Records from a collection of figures
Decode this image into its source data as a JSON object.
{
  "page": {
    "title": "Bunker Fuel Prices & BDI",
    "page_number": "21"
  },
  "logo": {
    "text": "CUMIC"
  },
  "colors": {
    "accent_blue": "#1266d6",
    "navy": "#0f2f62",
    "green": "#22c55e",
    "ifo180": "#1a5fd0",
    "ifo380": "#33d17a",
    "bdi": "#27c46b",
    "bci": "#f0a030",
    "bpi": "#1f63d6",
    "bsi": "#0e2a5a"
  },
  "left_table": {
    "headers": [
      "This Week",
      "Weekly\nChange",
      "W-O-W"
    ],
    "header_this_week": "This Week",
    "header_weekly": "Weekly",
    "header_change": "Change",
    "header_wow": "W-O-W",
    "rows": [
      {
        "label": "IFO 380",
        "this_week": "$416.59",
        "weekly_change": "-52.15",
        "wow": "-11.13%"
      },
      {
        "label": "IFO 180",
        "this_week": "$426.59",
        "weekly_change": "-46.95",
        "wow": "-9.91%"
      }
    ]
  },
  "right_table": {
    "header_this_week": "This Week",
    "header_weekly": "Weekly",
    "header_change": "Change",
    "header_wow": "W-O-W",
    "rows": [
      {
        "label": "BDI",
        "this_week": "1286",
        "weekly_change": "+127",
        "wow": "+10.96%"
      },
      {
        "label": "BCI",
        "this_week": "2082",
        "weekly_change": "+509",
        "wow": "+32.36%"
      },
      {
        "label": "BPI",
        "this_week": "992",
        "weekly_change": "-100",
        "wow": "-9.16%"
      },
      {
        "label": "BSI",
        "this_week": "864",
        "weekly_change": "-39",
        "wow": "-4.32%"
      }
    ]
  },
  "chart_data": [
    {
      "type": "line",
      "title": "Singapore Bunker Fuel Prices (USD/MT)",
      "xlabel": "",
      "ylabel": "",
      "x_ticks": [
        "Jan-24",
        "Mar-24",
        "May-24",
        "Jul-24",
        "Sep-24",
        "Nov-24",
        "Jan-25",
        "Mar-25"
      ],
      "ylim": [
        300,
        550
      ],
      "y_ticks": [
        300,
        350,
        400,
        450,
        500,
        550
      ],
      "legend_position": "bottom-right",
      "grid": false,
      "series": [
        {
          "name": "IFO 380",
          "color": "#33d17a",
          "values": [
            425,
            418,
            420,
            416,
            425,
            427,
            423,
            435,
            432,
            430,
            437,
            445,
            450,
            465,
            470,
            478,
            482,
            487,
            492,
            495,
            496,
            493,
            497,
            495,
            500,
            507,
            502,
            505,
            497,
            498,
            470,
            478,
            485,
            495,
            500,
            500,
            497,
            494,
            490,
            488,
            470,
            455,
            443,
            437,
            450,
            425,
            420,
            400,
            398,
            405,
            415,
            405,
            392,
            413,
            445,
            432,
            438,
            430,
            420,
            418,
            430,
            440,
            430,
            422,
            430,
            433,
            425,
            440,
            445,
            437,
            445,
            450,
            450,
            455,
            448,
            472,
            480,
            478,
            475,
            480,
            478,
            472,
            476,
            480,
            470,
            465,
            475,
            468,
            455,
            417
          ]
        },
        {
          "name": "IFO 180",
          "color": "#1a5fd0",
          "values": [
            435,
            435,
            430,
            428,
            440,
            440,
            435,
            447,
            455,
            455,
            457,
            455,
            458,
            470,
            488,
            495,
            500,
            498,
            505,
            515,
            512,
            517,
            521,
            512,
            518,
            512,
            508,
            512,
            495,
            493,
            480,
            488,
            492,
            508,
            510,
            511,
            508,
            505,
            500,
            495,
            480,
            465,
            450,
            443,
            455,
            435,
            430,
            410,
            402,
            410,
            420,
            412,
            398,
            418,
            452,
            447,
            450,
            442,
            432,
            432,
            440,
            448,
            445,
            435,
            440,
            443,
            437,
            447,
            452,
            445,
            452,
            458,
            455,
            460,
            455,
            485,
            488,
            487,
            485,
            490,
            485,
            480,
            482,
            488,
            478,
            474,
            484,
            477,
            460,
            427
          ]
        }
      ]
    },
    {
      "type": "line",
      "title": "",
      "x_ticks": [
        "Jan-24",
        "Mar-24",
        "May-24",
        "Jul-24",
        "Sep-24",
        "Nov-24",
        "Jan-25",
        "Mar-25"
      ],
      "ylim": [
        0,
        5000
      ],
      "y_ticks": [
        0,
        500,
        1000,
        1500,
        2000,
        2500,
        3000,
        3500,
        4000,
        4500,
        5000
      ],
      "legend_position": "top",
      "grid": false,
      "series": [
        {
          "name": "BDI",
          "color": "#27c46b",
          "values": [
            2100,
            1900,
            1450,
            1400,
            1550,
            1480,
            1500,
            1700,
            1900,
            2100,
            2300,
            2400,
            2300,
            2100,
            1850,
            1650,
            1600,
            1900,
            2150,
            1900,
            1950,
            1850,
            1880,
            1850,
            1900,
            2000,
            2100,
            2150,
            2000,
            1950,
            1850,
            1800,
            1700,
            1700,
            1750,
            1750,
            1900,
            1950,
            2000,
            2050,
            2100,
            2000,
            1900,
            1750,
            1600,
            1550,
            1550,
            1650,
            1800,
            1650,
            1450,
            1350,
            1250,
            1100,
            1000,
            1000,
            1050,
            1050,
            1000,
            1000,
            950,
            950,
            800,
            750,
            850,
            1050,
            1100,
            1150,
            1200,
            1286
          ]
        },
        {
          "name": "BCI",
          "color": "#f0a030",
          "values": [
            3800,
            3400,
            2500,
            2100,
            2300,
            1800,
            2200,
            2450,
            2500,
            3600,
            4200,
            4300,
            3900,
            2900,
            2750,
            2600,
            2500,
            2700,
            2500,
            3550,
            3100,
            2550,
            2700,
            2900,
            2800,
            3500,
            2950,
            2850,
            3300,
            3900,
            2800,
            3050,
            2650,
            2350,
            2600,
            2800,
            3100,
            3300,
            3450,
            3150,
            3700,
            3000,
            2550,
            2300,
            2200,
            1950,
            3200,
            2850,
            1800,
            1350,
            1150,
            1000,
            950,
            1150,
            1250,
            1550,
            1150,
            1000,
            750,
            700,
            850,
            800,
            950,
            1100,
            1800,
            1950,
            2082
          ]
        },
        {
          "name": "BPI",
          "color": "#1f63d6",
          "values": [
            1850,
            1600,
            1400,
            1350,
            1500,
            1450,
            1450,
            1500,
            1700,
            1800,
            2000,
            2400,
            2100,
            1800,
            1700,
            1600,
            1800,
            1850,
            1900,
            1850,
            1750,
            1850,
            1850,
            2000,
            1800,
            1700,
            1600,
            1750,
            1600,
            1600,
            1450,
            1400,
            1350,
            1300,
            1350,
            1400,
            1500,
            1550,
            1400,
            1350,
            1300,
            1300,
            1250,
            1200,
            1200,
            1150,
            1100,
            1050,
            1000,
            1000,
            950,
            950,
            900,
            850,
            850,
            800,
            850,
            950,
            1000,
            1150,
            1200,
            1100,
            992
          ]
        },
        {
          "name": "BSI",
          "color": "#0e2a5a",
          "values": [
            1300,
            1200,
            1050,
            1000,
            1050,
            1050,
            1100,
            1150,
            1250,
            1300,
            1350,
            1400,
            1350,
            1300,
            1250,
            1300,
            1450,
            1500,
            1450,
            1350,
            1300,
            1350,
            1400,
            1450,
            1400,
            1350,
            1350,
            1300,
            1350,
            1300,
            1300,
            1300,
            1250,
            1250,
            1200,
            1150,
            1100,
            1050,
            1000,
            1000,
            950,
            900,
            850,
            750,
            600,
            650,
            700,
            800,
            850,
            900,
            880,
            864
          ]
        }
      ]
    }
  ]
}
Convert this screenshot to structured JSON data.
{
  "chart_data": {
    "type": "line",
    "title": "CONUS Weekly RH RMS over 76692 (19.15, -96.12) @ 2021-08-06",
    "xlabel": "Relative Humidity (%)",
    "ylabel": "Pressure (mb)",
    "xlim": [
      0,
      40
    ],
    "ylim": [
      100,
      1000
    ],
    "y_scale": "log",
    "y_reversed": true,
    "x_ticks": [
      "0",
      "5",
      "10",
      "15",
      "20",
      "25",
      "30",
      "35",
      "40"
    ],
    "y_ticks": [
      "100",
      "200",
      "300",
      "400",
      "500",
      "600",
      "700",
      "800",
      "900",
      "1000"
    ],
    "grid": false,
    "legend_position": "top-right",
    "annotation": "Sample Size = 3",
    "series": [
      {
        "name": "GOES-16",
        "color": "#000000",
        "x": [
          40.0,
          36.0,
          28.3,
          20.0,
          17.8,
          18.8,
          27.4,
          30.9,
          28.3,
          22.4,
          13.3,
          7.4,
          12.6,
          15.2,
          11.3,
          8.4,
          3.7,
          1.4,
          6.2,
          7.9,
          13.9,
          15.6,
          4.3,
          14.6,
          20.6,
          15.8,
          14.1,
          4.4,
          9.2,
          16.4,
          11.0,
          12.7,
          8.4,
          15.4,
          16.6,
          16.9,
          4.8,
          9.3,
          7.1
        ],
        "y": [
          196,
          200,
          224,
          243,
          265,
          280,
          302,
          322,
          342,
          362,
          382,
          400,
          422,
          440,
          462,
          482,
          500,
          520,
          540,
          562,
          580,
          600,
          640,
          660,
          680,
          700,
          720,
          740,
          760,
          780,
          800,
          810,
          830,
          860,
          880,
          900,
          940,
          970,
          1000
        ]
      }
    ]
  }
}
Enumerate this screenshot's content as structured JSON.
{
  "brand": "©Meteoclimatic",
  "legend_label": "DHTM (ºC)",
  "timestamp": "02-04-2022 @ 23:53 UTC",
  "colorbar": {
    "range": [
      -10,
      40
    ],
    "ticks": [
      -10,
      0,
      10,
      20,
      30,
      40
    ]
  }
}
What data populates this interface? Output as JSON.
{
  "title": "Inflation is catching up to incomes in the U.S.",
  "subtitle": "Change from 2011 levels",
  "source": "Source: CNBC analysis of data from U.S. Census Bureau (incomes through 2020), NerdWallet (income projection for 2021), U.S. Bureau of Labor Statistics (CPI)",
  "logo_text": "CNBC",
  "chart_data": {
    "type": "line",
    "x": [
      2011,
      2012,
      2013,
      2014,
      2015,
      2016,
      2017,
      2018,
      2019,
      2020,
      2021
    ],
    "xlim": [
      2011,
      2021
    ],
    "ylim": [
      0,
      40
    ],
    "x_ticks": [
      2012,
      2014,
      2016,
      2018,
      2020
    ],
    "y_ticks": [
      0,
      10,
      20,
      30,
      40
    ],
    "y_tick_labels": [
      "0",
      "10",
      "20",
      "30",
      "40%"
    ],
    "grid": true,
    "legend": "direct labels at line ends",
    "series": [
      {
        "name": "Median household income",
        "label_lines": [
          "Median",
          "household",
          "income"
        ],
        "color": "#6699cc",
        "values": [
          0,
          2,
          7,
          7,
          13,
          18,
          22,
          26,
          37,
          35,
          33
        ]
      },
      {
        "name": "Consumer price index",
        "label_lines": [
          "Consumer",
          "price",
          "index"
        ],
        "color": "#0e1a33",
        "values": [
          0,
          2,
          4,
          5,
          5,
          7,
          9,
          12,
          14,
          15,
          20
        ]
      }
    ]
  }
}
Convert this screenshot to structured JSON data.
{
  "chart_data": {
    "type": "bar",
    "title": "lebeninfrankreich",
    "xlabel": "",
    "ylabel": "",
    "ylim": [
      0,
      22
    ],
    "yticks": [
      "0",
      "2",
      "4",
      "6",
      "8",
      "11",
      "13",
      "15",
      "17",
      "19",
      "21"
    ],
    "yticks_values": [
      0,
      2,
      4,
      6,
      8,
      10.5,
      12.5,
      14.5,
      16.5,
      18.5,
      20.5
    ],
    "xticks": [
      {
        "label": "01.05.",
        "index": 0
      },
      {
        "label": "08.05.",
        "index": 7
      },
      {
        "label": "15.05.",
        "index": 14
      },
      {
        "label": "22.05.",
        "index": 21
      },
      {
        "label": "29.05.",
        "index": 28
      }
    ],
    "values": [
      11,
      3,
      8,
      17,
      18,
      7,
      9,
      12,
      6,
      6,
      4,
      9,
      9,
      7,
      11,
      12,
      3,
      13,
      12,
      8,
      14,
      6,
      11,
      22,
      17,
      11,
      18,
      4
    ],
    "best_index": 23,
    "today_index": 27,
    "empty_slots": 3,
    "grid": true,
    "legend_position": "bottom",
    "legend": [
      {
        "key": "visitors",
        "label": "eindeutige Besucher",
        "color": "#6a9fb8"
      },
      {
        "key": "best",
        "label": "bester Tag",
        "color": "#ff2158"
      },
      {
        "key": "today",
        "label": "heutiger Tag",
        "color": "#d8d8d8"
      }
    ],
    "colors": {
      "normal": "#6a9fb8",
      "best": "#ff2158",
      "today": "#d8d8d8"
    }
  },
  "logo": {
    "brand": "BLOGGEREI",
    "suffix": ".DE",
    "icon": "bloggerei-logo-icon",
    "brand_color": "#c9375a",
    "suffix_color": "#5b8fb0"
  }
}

▶ _EXERCISE OBJECTIVE_
Determine how many of the lines above hold the word "Fuel", and output that number by itself.

▶ _FULL ANSWER_
2